(Stored entries)
= = = = =

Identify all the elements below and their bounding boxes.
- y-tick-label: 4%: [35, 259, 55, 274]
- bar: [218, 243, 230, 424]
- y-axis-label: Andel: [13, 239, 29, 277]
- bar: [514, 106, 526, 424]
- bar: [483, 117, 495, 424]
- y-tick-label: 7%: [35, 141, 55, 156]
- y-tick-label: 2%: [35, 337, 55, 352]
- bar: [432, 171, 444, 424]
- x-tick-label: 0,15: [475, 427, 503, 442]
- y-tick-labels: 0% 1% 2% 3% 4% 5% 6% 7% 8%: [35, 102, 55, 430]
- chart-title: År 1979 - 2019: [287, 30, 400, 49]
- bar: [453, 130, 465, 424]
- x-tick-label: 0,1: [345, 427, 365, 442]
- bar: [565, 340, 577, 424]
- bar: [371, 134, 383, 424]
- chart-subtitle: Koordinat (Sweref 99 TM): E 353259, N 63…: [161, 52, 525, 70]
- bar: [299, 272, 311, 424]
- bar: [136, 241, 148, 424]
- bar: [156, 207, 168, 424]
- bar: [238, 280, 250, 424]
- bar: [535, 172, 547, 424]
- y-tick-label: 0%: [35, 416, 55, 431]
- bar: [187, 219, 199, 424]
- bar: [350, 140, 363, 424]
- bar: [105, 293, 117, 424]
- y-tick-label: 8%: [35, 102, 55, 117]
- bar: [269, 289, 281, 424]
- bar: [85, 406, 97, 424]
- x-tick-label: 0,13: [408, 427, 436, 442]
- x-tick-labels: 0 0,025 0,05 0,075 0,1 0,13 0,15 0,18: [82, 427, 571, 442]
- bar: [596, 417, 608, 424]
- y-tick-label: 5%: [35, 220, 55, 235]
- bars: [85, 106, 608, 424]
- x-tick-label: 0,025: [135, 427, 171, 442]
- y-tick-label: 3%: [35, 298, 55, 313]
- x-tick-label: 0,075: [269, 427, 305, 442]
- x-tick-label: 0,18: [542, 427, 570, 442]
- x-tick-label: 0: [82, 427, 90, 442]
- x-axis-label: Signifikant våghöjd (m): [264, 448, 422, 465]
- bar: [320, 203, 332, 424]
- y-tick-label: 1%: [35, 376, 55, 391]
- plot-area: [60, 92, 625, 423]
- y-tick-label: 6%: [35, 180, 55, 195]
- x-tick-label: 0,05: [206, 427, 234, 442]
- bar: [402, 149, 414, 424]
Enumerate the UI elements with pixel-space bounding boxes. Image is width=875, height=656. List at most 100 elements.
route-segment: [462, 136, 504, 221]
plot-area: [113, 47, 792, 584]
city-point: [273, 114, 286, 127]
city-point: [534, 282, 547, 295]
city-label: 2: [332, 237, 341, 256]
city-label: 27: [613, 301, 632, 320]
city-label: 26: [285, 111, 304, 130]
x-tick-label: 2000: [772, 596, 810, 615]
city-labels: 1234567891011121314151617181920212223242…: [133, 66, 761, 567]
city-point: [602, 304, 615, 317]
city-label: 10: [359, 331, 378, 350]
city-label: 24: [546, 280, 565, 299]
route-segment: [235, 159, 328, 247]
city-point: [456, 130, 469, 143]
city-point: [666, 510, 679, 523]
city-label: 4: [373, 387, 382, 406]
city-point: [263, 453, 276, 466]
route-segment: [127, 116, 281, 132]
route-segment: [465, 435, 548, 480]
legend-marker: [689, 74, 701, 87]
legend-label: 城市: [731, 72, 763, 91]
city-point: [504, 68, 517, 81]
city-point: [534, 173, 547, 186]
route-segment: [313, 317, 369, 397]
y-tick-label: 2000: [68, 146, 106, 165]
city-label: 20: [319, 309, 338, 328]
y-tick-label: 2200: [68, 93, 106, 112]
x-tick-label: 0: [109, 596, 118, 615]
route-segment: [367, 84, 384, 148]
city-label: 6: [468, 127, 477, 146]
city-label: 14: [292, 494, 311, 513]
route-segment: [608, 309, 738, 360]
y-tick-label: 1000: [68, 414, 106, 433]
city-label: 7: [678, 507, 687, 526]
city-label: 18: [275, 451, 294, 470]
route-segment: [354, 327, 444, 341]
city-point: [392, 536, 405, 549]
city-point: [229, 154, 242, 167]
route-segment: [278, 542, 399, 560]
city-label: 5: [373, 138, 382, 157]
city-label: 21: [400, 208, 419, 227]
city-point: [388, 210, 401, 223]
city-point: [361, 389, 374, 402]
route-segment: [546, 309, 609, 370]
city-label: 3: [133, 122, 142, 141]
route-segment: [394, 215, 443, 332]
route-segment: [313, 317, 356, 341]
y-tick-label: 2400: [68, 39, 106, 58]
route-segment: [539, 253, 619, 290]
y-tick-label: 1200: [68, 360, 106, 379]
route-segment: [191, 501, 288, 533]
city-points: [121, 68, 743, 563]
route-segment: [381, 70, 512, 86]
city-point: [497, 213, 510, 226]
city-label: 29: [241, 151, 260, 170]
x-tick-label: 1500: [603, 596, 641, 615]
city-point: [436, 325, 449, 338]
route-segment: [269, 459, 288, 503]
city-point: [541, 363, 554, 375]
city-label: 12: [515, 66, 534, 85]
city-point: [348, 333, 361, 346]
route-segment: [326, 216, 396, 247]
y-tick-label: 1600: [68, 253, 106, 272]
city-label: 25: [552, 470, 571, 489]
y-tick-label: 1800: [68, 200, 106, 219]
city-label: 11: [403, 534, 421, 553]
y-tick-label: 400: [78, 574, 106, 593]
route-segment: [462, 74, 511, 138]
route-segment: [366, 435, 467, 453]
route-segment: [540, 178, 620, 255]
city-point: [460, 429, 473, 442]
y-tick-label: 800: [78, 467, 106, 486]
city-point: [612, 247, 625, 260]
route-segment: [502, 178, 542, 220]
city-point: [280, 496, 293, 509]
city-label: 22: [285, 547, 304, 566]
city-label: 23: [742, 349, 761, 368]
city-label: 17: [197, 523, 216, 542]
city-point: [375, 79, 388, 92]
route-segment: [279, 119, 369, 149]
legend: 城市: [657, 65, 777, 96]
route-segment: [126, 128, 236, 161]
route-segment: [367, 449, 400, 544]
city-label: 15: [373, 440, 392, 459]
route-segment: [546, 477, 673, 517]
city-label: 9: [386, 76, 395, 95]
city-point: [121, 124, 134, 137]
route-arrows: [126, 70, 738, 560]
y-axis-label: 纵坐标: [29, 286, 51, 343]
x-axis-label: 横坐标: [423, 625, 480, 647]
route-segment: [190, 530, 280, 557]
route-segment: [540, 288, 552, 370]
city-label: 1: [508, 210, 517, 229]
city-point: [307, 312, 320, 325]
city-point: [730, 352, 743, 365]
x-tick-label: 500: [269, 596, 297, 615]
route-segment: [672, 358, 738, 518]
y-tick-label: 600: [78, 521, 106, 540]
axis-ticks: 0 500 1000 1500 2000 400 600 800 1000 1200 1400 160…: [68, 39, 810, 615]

= = = = =

**Exercise goal**
Retype the records starting at their first line and ending at the line that contains "- bar: [535, 172, 547, 424]", including both of those lines. Keep every character of each line unchanged.

**Output**
Identify all the elements below and their bounding boxes.
- y-tick-label: 4%: [35, 259, 55, 274]
- bar: [218, 243, 230, 424]
- y-axis-label: Andel: [13, 239, 29, 277]
- bar: [514, 106, 526, 424]
- bar: [483, 117, 495, 424]
- y-tick-label: 7%: [35, 141, 55, 156]
- y-tick-label: 2%: [35, 337, 55, 352]
- bar: [432, 171, 444, 424]
- x-tick-label: 0,15: [475, 427, 503, 442]
- y-tick-labels: 0% 1% 2% 3% 4% 5% 6% 7% 8%: [35, 102, 55, 430]
- chart-title: År 1979 - 2019: [287, 30, 400, 49]
- bar: [453, 130, 465, 424]
- x-tick-label: 0,1: [345, 427, 365, 442]
- bar: [565, 340, 577, 424]
- bar: [371, 134, 383, 424]
- chart-subtitle: Koordinat (Sweref 99 TM): E 353259, N 63…: [161, 52, 525, 70]
- bar: [299, 272, 311, 424]
- bar: [136, 241, 148, 424]
- bar: [156, 207, 168, 424]
- bar: [238, 280, 250, 424]
- bar: [535, 172, 547, 424]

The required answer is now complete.